Objective: Omit images. Retype all entries verbatim.

Exercise input:
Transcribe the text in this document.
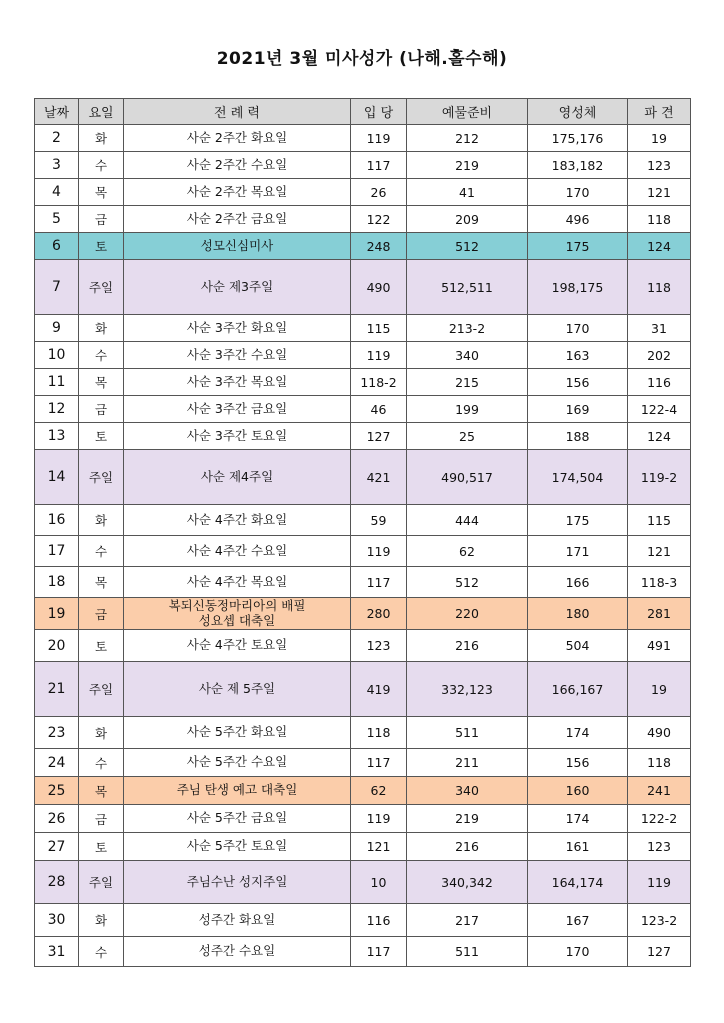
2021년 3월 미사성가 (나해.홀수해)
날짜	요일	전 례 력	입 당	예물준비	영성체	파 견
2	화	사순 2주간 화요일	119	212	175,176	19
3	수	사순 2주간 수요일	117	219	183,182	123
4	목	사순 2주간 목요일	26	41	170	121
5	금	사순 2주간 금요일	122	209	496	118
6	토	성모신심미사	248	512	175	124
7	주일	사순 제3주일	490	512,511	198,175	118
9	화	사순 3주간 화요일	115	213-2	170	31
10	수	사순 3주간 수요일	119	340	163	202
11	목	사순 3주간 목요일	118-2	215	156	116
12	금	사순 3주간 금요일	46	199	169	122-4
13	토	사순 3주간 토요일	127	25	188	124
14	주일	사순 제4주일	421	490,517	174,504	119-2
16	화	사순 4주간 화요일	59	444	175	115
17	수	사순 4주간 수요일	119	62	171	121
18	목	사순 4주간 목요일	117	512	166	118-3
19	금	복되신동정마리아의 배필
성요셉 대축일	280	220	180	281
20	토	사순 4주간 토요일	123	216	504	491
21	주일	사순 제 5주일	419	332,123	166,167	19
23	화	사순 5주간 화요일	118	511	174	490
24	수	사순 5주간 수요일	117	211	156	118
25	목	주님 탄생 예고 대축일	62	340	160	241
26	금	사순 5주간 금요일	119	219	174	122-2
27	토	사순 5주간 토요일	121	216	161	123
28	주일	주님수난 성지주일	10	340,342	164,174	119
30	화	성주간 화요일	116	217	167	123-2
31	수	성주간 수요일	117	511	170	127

Expected answer:
Transcribe the text in this document.
2021년 3월 미사성가 (나해.홀수해)
날짜	요일	전 례 력	입 당	예물준비	영성체	파 견
2	화	사순 2주간 화요일	119	212	175,176	19
3	수	사순 2주간 수요일	117	219	183,182	123
4	목	사순 2주간 목요일	26	41	170	121
5	금	사순 2주간 금요일	122	209	496	118
6	토	성모신심미사	248	512	175	124
7	주일	사순 제3주일	490	512,511	198,175	118
9	화	사순 3주간 화요일	115	213-2	170	31
10	수	사순 3주간 수요일	119	340	163	202
11	목	사순 3주간 목요일	118-2	215	156	116
12	금	사순 3주간 금요일	46	199	169	122-4
13	토	사순 3주간 토요일	127	25	188	124
14	주일	사순 제4주일	421	490,517	174,504	119-2
16	화	사순 4주간 화요일	59	444	175	115
17	수	사순 4주간 수요일	119	62	171	121
18	목	사순 4주간 목요일	117	512	166	118-3
19	금	복되신동정마리아의 배필
성요셉 대축일	280	220	180	281
20	토	사순 4주간 토요일	123	216	504	491
21	주일	사순 제 5주일	419	332,123	166,167	19
23	화	사순 5주간 화요일	118	511	174	490
24	수	사순 5주간 수요일	117	211	156	118
25	목	주님 탄생 예고 대축일	62	340	160	241
26	금	사순 5주간 금요일	119	219	174	122-2
27	토	사순 5주간 토요일	121	216	161	123
28	주일	주님수난 성지주일	10	340,342	164,174	119
30	화	성주간 화요일	116	217	167	123-2
31	수	성주간 수요일	117	511	170	127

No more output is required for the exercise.